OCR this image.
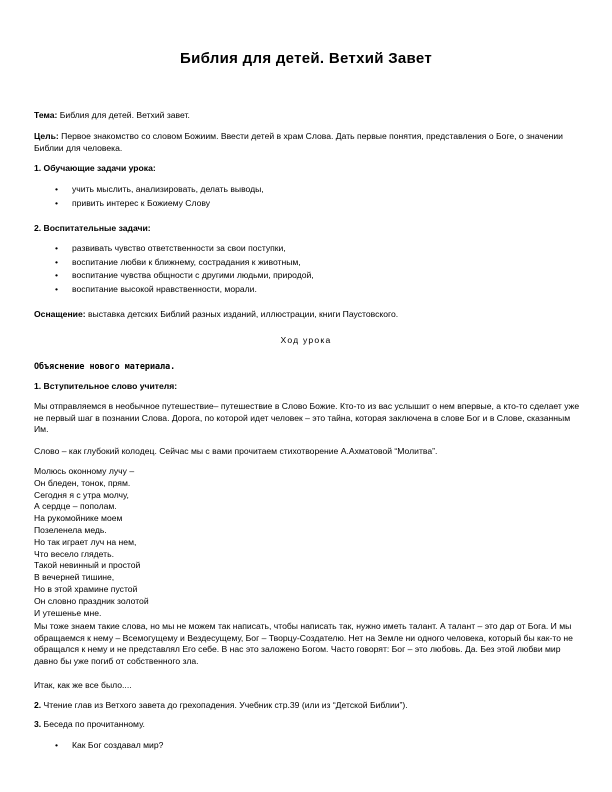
Библия для детей. Ветхий Завет

Тема: Библия для детей. Ветхий завет.

Цель: Первое знакомство со словом Божиим. Ввести детей в храм Слова. Дать первые понятия, представления о Боге, о значении Библии для человека.

1. Обучающие задачи урока:

• учить мыслить, анализировать, делать выводы,
• привить интерес к Божиему Слову

2. Воспитательные задачи:

• развивать чувство ответственности за свои поступки,
• воспитание любви к ближнему, сострадания к животным,
• воспитание чувства общности с другими людьми, природой,
• воспитание высокой нравственности, морали.

Оснащение: выставка детских Библий разных изданий, иллюстрации, книги Паустовского.

Ход урока

Объяснение нового материала.

1. Вступительное слово учителя:

Мы отправляемся в необычное путешествие– путешествие в Слово Божие. Кто-то из вас услышит о нем впервые, а кто-то сделает уже не первый шаг в познании Слова. Дорога, по которой идет человек – это тайна, которая заключена в слове Бог и в Слове, сказанным Им.

Слово – как глубокий колодец. Сейчас мы с вами прочитаем стихотворение А.Ахматовой “Молитва”.

Молюсь оконному лучу –

Он бледен, тонок, прям.

Сегодня я с утра молчу,

А сердце – пополам.

На рукомойнике моем

Позеленела медь.

Но так играет луч на нем,

Что весело глядеть.

Такой невинный и простой

В вечерней тишине,

Но в этой храмине пустой

Он словно праздник золотой

И утешенье мне.

Мы тоже знаем такие слова, но мы не можем так написать, чтобы написать так, нужно иметь талант. А талант – это дар от Бога. И мы обращаемся к нему – Всемогущему и Вездесущему, Бог – Творцу-Создателю. Нет на Земле ни одного человека, который бы как-то не обращался к нему и не представлял Его себе. В нас это заложено Богом. Часто говорят: Бог – это любовь. Да. Без этой любви мир давно бы уже погиб от собственного зла.

Итак, как же все было....

2. Чтение глав из Ветхого завета до грехопадения. Учебник стр.39 (или из “Детской Библии”).

3. Беседа по прочитанному.

• Как Бог создавал мир?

Exercise task: Quote the records above exactly, leaving out any pictures.

Right answer:
OCR this image.
Библия для детей. Ветхий Завет

Тема: Библия для детей. Ветхий завет.

Цель: Первое знакомство со словом Божиим. Ввести детей в храм Слова. Дать первые понятия, представления о Боге, о значении Библии для человека.

1. Обучающие задачи урока:

• учить мыслить, анализировать, делать выводы,
• привить интерес к Божиему Слову

2. Воспитательные задачи:

• развивать чувство ответственности за свои поступки,
• воспитание любви к ближнему, сострадания к животным,
• воспитание чувства общности с другими людьми, природой,
• воспитание высокой нравственности, морали.

Оснащение: выставка детских Библий разных изданий, иллюстрации, книги Паустовского.

Ход урока

Объяснение нового материала.

1. Вступительное слово учителя:

Мы отправляемся в необычное путешествие– путешествие в Слово Божие. Кто-то из вас услышит о нем впервые, а кто-то сделает уже не первый шаг в познании Слова. Дорога, по которой идет человек – это тайна, которая заключена в слове Бог и в Слове, сказанным Им.

Слово – как глубокий колодец. Сейчас мы с вами прочитаем стихотворение А.Ахматовой “Молитва”.

Молюсь оконному лучу –

Он бледен, тонок, прям.

Сегодня я с утра молчу,

А сердце – пополам.

На рукомойнике моем

Позеленела медь.

Но так играет луч на нем,

Что весело глядеть.

Такой невинный и простой

В вечерней тишине,

Но в этой храмине пустой

Он словно праздник золотой

И утешенье мне.

Мы тоже знаем такие слова, но мы не можем так написать, чтобы написать так, нужно иметь талант. А талант – это дар от Бога. И мы обращаемся к нему – Всемогущему и Вездесущему, Бог – Творцу-Создателю. Нет на Земле ни одного человека, который бы как-то не обращался к нему и не представлял Его себе. В нас это заложено Богом. Часто говорят: Бог – это любовь. Да. Без этой любви мир давно бы уже погиб от собственного зла.

Итак, как же все было....

2. Чтение глав из Ветхого завета до грехопадения. Учебник стр.39 (или из “Детской Библии”).

3. Беседа по прочитанному.

• Как Бог создавал мир?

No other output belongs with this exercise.